**YOUR TASK**
Only the lines from the one containing "Convert this screenshot" through the end of the entries should be repeated, exactly as they appear, first and last included.

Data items

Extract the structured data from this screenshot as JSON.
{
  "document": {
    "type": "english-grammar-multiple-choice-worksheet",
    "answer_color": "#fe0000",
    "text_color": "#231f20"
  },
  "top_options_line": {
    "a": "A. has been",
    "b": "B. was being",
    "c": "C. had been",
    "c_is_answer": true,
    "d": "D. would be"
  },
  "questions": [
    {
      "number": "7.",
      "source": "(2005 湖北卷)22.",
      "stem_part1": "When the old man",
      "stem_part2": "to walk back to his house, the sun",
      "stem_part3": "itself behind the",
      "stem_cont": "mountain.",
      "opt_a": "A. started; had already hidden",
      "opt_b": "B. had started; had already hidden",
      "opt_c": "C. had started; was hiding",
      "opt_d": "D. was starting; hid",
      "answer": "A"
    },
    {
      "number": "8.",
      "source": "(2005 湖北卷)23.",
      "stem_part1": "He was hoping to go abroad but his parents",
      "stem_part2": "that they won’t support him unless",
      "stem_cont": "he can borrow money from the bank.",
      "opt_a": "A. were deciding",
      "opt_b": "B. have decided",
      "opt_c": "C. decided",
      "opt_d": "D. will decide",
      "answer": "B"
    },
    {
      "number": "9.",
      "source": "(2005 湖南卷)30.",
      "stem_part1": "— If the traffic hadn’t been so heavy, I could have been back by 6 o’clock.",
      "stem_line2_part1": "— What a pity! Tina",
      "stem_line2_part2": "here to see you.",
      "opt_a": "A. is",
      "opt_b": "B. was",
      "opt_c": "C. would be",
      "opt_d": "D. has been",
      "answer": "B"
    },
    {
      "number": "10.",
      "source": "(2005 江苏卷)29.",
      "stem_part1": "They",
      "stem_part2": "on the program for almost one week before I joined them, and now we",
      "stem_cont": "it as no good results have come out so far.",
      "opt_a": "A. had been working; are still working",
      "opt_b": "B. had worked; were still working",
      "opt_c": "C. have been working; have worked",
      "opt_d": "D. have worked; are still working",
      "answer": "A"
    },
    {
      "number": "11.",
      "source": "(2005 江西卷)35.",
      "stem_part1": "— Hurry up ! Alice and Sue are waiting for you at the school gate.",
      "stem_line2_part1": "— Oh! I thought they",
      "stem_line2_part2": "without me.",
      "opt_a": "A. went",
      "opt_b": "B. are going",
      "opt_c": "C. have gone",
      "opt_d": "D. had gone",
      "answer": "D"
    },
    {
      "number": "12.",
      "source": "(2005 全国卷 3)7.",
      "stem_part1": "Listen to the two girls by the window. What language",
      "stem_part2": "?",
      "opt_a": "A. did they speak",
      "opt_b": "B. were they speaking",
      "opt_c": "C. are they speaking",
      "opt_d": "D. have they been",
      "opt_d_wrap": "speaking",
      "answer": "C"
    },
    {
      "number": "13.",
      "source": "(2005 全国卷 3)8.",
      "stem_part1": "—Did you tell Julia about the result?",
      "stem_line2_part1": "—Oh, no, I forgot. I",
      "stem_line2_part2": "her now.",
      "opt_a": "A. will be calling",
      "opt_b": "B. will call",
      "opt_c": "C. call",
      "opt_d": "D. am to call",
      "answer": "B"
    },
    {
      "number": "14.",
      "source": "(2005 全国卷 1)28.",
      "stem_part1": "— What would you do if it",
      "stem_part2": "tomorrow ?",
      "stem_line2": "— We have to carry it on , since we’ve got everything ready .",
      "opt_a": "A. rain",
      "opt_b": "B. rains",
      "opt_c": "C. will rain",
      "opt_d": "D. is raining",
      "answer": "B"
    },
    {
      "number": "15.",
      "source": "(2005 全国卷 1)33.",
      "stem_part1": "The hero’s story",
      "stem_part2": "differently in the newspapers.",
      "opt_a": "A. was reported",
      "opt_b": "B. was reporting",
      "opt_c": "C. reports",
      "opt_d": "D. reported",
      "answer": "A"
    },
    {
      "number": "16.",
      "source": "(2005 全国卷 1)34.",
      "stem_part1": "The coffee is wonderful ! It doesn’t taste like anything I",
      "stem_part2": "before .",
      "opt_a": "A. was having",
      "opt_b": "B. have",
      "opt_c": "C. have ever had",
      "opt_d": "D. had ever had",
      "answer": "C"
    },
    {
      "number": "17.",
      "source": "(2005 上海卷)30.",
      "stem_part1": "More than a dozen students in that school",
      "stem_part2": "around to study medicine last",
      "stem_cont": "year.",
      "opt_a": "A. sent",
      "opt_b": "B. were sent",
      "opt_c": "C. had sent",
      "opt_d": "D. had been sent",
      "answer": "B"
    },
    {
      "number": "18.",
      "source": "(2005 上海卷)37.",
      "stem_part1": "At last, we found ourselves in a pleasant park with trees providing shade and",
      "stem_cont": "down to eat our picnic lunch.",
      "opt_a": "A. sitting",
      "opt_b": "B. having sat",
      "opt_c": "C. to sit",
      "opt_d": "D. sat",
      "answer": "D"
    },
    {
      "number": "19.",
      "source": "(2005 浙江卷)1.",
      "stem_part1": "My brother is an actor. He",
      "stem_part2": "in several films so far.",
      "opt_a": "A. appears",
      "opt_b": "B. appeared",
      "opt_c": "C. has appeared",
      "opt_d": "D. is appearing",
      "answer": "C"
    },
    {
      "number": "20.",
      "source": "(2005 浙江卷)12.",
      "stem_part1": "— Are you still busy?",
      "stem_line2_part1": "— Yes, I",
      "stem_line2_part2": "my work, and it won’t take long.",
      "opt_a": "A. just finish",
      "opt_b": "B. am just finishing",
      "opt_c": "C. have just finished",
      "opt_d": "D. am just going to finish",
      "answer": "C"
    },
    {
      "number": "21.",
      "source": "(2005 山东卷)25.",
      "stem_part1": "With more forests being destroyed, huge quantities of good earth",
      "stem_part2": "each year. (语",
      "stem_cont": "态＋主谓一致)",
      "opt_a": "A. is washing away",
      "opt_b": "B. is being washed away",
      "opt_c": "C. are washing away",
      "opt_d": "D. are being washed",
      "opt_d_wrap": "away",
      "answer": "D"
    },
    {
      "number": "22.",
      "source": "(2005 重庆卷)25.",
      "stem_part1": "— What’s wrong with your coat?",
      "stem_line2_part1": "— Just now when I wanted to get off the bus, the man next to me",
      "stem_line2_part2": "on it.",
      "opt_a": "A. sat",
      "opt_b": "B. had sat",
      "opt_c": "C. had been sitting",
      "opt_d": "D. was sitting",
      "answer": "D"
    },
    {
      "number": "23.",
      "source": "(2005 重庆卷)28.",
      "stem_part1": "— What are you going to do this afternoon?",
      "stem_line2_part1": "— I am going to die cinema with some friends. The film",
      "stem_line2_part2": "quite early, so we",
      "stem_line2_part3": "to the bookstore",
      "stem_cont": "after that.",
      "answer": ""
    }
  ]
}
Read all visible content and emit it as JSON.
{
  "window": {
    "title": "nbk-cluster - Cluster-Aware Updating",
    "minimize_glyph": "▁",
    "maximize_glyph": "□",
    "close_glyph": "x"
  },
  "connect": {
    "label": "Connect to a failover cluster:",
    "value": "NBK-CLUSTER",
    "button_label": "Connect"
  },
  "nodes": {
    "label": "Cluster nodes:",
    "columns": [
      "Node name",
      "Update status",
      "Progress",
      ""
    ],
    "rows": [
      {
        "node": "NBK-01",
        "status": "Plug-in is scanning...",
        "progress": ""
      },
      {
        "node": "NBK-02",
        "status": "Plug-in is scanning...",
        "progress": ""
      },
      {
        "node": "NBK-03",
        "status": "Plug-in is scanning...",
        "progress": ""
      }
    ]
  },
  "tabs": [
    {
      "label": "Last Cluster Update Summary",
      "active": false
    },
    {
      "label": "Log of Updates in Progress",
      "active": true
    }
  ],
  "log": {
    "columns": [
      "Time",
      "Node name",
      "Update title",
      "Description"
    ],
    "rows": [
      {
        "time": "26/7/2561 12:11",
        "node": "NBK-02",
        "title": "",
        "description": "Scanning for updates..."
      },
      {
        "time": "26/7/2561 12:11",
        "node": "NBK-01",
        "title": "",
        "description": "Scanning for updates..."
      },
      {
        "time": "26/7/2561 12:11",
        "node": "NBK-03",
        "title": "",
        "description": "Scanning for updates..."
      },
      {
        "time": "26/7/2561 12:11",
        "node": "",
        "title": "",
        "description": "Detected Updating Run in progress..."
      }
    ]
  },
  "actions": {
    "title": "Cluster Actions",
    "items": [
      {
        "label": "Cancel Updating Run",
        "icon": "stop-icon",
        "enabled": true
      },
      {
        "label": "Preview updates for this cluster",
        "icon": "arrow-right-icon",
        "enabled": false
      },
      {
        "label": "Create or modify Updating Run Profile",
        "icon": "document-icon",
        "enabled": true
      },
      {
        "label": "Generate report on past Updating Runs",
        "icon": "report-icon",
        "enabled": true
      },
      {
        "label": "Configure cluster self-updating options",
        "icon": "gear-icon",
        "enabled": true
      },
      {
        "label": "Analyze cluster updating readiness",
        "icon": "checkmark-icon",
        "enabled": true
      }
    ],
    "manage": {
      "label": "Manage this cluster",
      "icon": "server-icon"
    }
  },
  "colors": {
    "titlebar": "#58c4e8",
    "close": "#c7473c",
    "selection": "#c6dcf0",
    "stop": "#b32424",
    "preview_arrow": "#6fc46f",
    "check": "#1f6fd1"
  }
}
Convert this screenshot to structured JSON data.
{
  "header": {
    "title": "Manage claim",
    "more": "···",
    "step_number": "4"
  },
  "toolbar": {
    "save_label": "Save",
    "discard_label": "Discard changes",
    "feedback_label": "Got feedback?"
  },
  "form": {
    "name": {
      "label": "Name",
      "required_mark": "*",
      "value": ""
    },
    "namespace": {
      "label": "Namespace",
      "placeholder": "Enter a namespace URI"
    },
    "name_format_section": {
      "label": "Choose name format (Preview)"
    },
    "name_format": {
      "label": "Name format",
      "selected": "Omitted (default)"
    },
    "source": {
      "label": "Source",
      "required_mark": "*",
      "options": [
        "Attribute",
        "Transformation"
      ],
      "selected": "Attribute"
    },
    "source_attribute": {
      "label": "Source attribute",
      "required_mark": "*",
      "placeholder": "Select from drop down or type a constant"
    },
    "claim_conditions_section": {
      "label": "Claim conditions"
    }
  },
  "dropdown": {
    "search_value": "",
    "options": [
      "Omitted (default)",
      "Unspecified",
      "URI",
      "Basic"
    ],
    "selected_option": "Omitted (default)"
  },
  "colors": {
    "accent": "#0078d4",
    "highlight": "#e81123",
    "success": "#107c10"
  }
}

**SOLUTION TO THE EXERCISE**
Convert this screenshot to structured JSON data.
{
  "header": {
    "title": "Manage claim",
    "more": "···",
    "step_number": "4"
  },
  "toolbar": {
    "save_label": "Save",
    "discard_label": "Discard changes",
    "feedback_label": "Got feedback?"
  },
  "form": {
    "name": {
      "label": "Name",
      "required_mark": "*",
      "value": ""
    },
    "namespace": {
      "label": "Namespace",
      "placeholder": "Enter a namespace URI"
    },
    "name_format_section": {
      "label": "Choose name format (Preview)"
    },
    "name_format": {
      "label": "Name format",
      "selected": "Omitted (default)"
    },
    "source": {
      "label": "Source",
      "required_mark": "*",
      "options": [
        "Attribute",
        "Transformation"
      ],
      "selected": "Attribute"
    },
    "source_attribute": {
      "label": "Source attribute",
      "required_mark": "*",
      "placeholder": "Select from drop down or type a constant"
    },
    "claim_conditions_section": {
      "label": "Claim conditions"
    }
  },
  "dropdown": {
    "search_value": "",
    "options": [
      "Omitted (default)",
      "Unspecified",
      "URI",
      "Basic"
    ],
    "selected_option": "Omitted (default)"
  },
  "colors": {
    "accent": "#0078d4",
    "highlight": "#e81123",
    "success": "#107c10"
  }
}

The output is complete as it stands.